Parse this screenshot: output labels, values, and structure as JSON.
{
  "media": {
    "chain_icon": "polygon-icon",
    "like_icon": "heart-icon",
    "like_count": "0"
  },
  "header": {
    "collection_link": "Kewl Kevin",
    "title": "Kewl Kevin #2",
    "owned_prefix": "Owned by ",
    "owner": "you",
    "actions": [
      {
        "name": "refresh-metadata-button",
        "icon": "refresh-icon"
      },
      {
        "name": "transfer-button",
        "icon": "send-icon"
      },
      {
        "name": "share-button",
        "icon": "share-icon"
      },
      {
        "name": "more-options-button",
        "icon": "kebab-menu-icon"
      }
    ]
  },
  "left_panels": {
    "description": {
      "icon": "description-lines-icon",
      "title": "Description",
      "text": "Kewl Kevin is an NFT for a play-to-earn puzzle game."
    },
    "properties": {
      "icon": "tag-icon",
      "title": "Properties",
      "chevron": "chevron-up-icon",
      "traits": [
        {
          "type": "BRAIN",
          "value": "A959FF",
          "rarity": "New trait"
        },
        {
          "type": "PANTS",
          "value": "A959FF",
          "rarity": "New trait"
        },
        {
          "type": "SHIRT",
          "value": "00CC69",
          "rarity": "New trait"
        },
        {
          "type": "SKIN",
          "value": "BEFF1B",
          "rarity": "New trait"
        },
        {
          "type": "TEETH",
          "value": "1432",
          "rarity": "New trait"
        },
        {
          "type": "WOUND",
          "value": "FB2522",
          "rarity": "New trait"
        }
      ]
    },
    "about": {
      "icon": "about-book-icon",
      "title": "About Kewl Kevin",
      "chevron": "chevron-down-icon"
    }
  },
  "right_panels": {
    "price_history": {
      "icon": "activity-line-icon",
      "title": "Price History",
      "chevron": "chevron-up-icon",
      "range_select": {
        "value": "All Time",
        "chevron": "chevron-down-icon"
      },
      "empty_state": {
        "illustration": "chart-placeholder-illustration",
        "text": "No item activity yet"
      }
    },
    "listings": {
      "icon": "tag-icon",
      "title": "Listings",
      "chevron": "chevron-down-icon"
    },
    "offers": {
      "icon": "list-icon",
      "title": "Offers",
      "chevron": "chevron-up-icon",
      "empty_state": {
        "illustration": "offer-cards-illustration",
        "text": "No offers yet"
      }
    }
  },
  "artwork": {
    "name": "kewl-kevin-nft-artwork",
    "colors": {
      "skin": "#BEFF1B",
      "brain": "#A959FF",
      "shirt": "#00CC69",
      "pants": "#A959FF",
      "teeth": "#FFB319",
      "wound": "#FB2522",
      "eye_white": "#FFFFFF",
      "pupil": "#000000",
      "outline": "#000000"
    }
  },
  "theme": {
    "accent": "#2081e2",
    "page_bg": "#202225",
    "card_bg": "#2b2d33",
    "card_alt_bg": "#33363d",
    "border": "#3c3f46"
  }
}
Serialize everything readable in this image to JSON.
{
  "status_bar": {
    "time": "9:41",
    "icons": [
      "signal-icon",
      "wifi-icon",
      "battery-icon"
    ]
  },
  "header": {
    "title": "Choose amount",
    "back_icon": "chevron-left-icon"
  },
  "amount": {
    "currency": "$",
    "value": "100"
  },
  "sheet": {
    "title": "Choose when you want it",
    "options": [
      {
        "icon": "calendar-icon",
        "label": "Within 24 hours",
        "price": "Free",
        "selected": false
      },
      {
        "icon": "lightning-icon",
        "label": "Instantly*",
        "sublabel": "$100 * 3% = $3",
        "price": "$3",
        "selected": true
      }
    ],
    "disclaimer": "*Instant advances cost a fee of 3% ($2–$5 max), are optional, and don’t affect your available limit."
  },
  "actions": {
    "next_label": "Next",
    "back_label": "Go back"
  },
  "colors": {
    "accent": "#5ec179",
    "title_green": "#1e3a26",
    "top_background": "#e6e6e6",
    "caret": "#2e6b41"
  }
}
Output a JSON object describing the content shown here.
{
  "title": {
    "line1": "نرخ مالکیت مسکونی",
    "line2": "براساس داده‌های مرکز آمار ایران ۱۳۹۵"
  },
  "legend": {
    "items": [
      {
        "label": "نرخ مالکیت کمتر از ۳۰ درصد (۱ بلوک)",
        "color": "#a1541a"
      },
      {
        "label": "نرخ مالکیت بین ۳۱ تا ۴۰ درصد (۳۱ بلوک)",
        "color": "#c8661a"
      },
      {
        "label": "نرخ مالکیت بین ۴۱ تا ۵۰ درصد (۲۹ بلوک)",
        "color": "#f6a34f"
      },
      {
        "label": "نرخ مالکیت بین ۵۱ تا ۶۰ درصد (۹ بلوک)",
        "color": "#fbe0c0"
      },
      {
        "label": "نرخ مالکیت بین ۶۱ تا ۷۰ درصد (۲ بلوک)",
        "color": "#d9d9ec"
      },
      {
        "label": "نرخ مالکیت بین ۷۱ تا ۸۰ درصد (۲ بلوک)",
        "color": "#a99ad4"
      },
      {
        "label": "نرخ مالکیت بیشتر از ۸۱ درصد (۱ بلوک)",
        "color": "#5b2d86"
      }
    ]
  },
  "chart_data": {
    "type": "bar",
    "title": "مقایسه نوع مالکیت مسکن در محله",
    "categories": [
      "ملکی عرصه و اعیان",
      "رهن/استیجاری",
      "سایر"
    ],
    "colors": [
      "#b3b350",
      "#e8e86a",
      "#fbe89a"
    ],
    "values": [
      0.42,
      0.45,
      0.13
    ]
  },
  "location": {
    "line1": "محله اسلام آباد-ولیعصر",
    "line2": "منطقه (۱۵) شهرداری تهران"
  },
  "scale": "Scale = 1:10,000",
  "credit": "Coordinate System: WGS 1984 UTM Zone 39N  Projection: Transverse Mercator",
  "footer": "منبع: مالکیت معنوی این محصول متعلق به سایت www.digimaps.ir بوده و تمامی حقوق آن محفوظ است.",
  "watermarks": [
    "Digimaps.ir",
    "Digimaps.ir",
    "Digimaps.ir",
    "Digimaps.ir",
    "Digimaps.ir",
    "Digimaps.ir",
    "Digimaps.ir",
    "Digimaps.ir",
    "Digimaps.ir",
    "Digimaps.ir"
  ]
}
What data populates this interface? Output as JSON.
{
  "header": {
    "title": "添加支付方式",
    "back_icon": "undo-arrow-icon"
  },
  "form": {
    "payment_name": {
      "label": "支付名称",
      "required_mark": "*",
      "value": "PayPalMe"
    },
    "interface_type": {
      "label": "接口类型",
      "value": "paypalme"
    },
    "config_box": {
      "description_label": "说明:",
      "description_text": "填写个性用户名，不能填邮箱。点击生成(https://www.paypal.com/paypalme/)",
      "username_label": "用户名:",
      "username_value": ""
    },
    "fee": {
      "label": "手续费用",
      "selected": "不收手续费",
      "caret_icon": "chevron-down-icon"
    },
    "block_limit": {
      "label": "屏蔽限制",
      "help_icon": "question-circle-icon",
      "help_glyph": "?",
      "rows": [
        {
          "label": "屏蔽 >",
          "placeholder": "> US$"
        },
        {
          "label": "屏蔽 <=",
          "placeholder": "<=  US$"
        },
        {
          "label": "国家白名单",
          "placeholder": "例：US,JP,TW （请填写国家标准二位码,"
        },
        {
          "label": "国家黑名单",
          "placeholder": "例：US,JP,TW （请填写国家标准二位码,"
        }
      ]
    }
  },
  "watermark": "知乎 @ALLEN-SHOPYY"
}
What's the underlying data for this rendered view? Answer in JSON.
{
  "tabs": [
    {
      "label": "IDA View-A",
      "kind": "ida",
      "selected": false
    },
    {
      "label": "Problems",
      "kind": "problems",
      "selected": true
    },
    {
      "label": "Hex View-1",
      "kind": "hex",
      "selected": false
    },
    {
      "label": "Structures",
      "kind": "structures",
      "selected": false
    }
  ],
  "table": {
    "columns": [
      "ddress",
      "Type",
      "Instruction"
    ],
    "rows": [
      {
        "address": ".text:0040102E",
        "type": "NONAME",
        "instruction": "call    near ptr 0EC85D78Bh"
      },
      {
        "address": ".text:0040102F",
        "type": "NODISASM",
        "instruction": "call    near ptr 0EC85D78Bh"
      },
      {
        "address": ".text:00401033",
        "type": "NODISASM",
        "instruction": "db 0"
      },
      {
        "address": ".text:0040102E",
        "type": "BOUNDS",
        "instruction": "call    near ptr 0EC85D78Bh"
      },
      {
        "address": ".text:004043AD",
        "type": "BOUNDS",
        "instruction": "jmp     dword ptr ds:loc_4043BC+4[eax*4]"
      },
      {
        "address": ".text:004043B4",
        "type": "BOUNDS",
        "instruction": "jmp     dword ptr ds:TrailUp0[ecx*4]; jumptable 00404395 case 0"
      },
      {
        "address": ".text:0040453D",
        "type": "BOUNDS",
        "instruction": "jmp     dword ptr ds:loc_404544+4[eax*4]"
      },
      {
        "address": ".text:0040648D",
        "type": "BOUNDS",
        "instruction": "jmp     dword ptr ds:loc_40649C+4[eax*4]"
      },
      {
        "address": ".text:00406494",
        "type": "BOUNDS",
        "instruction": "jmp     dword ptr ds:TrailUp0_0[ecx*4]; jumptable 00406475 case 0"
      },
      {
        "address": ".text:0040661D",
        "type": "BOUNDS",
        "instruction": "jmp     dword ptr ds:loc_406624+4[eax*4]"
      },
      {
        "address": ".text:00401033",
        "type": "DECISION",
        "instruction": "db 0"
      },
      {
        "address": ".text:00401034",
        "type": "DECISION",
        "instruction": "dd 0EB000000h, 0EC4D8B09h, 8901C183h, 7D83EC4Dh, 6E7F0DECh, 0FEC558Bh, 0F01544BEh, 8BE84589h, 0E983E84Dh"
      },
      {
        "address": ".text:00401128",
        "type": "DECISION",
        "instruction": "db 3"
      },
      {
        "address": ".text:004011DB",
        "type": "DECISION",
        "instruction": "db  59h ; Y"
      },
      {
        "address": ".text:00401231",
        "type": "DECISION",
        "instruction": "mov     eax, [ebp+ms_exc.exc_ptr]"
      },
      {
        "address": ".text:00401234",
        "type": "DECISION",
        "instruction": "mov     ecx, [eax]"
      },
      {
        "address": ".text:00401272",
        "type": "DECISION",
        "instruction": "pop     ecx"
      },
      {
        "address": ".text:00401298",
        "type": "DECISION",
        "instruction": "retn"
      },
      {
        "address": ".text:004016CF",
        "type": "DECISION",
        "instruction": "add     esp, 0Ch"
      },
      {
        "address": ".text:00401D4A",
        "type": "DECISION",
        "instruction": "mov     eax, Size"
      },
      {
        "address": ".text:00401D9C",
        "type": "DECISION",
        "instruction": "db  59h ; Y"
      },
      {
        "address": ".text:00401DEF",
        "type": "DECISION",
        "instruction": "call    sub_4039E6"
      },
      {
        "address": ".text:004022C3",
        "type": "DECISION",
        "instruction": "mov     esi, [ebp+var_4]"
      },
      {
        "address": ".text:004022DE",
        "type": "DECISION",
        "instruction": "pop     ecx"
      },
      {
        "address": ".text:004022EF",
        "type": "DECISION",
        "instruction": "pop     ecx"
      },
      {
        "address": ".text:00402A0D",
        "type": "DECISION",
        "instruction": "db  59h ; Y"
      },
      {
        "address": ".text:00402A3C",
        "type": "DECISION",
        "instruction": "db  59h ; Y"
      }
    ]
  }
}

• Prompt:
All lines of the data above that include the word "What" must be shown.

• Task response:
What data populates this interface? Output as JSON.
What's the underlying data for this rendered view? Answer in JSON.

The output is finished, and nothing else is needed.